Especialista alerta para consequências por falta de acompanhamento a para crianças com dislexia
No Dia Nacional de Atenção à Dislexia, 16 de novembro, um alerta se faz necessário: é preciso entender o que é o transtorno para combater o estigma e garantir os direitos de milhares de pessoas. Caracterizada como um Transtorno Específico de Aprendizagem de origem neurobiológica, “a dislexia é marcada por dificuldades significativas e persistentes na leitura de palavras, na fluência e na precisão de decodificação, além de problemas com a ortografia”. A explicação é da professora Jessick Custódio, coordenadora do curso de Psicologia da Estácio.
“Essas dificuldades são inesperadas para a idade e para o nível intelectual do indivíduo. O principal fator é um déficit no componente fonológico da linguagem, ou seja, na capacidade de processar os sons da fala”, completa Jéssick.
A professora destaca que é essencial diferenciar uma dificuldade temporária de um transtorno. “A dificuldade de aprendizagem pode ser superada quando o estudante recebe o ensino adequado. Já no Transtorno de Aprendizagem, mesmo com ensino apropriado, a pessoa continua sem compreender o significado das palavras”, afirma.

__Extrato de dados__.

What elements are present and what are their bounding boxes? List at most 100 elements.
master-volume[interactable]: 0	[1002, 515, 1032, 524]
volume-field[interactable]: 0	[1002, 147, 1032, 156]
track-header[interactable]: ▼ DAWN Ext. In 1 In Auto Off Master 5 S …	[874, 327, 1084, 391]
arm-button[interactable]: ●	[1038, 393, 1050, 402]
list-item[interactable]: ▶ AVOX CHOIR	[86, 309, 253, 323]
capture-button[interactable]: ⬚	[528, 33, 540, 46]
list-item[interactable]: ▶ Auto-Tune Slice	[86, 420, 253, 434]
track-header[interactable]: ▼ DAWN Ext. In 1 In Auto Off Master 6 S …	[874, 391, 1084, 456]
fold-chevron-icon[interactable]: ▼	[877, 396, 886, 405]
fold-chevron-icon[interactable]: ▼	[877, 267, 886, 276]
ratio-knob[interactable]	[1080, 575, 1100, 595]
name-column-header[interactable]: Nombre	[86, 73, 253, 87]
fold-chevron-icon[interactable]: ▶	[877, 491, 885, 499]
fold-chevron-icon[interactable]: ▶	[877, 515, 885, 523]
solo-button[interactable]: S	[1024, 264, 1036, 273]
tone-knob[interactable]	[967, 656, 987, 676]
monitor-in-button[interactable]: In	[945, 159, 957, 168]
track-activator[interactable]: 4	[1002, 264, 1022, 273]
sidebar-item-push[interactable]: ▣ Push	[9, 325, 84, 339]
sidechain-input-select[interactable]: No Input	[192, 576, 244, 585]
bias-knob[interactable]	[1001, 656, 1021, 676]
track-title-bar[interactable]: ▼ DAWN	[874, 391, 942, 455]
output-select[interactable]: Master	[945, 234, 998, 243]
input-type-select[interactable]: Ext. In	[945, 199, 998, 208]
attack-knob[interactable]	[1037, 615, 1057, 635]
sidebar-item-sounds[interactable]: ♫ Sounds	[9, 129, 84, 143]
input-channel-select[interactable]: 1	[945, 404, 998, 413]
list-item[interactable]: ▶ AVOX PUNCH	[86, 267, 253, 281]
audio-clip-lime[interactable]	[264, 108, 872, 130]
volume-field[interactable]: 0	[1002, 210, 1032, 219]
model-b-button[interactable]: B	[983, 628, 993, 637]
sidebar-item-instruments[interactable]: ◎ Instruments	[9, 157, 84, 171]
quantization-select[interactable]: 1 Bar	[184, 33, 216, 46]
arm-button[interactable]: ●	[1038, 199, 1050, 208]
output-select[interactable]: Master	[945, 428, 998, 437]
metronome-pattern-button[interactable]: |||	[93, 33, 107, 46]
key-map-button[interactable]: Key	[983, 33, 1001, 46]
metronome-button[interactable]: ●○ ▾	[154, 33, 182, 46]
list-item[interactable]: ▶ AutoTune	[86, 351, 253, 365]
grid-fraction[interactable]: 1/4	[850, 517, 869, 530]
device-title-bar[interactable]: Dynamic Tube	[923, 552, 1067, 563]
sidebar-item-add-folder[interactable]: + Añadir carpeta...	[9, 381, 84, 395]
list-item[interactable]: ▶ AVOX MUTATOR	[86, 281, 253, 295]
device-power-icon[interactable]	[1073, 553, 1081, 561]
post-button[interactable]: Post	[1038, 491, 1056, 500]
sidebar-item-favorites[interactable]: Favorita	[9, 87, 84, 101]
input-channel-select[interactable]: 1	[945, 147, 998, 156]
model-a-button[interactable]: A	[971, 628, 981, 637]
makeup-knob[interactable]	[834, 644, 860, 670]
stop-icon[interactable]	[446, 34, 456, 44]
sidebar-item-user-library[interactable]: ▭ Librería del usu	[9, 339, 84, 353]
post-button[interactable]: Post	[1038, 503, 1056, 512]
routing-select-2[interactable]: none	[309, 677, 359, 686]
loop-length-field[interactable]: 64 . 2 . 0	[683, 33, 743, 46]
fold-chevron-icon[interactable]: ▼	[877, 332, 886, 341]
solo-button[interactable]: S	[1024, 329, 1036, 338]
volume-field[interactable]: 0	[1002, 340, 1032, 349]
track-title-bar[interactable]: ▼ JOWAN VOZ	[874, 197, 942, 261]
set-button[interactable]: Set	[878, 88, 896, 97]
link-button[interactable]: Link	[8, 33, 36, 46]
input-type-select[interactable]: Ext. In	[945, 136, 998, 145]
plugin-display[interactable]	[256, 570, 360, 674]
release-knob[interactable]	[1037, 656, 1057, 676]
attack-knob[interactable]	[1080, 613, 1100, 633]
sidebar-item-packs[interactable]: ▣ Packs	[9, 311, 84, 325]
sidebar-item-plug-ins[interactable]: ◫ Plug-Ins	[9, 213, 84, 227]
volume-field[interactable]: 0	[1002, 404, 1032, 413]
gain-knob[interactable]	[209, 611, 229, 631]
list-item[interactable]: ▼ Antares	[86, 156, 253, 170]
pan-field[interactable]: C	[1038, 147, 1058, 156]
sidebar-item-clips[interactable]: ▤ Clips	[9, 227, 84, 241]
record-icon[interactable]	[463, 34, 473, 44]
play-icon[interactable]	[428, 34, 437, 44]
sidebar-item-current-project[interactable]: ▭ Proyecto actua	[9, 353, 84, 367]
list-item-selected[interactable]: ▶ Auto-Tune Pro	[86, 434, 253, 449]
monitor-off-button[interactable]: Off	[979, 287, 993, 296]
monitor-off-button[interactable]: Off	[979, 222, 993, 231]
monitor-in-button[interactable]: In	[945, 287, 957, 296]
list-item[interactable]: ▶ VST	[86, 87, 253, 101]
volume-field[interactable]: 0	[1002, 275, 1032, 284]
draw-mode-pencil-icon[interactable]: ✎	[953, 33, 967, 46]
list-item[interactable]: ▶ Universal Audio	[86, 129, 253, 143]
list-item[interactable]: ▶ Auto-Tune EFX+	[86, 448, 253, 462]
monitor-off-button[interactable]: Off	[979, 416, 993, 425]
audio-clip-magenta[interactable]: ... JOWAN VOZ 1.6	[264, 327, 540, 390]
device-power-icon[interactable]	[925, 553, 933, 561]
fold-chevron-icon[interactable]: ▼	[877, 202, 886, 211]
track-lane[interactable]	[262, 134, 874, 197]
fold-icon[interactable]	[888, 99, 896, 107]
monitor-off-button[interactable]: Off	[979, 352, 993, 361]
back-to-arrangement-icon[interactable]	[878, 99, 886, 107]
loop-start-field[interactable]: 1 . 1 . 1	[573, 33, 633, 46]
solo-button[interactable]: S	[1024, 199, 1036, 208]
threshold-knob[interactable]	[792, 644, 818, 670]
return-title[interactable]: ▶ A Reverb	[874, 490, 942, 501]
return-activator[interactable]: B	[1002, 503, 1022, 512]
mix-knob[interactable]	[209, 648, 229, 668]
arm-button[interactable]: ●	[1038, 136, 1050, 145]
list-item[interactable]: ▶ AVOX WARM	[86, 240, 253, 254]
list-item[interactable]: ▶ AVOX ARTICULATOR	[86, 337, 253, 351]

__Instruções do exercício__.
[A] Segundo o texto sobre dislexia, em que data se comemora o Dia Nacional de Atenção à Dislexia?
[B] Indique se cada afirmação concorda com o texto sobre dislexia, citando as palavras dele que decidem: (i) a dislexia tem origem neurobiológica; (ii) a dificuldade de aprendizagem não pode ser superada nem com ensino adequado; (iii) o principal fator da dislexia é um déficit no componente fonológico da linguagem.
[C] Por favor, prossiga com o texto sobre dislexia a partir do ponto em que ele termina.
Os itens vêm de outra fonte.

__Suas respostas__.
[A] 16 de novembro.

[B]
(i) Sim: "Transtorno Específico de Aprendizagem de origem neurobiológica".
(ii) Não: "A dificuldade de aprendizagem pode ser superada quando o estudante recebe o ensino adequado".
(iii) Sim: "O principal fator é um déficit no componente fonológico da linguagem".

[C]
Segundo ela, crianças com dislexia costumam tentar adivinhar palavras durante a leitura, pois não conseguem realizar a decodificação.Além das dificuldades de aprendizagem, a dislexia pode afetar o desenvolvimento emocional. A ausência de diagnóstico e acompanhamento podem ter consequências graves da infância até a vida adulta. “Entre elas, está a dificuldade de aprendizado em outras disciplinas que dependem da leitura como História e Ciências, levando a um círculo vicioso de fracassos. O aluno pode desenvolver aversão à escola, usando mecanismos de fuga, como faltar às aulas ou simular doenças para evitar situações de exposição”, explica.
Paralelo a essas dificuldades, podem surgir crises de ansiedade, depressão, Transtorno Opositivo Desafiador (TOD) e uma baixa autoestima crônica, por se sentir incapaz.